TASK OBJECTIVE:
Copy the records below exactly as they are written.

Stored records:

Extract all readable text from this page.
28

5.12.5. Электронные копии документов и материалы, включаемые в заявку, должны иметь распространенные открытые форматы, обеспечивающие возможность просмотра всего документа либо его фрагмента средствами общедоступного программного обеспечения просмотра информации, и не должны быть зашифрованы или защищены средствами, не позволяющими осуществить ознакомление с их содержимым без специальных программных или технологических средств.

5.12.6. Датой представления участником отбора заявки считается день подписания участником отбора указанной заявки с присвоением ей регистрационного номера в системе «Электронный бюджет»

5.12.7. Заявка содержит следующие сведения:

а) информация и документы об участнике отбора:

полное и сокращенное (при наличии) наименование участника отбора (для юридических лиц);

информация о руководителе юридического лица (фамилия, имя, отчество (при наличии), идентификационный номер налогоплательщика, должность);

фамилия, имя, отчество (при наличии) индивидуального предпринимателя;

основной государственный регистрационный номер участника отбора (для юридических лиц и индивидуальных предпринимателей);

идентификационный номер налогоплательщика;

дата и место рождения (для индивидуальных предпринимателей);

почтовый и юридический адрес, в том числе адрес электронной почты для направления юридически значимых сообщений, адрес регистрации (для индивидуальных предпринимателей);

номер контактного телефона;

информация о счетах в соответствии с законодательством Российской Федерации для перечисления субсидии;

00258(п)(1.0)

FINISHED TASK:
Extract all readable text from this page.
28

5.12.5. Электронные копии документов и материалы, включаемые в заявку, должны иметь распространенные открытые форматы, обеспечивающие возможность просмотра всего документа либо его фрагмента средствами общедоступного программного обеспечения просмотра информации, и не должны быть зашифрованы или защищены средствами, не позволяющими осуществить ознакомление с их содержимым без специальных программных или технологических средств.

5.12.6. Датой представления участником отбора заявки считается день подписания участником отбора указанной заявки с присвоением ей регистрационного номера в системе «Электронный бюджет»

5.12.7. Заявка содержит следующие сведения:

а) информация и документы об участнике отбора:

полное и сокращенное (при наличии) наименование участника отбора (для юридических лиц);

информация о руководителе юридического лица (фамилия, имя, отчество (при наличии), идентификационный номер налогоплательщика, должность);

фамилия, имя, отчество (при наличии) индивидуального предпринимателя;

основной государственный регистрационный номер участника отбора (для юридических лиц и индивидуальных предпринимателей);

идентификационный номер налогоплательщика;

дата и место рождения (для индивидуальных предпринимателей);

почтовый и юридический адрес, в том числе адрес электронной почты для направления юридически значимых сообщений, адрес регистрации (для индивидуальных предпринимателей);

номер контактного телефона;

информация о счетах в соответствии с законодательством Российской Федерации для перечисления субсидии;

00258(п)(1.0)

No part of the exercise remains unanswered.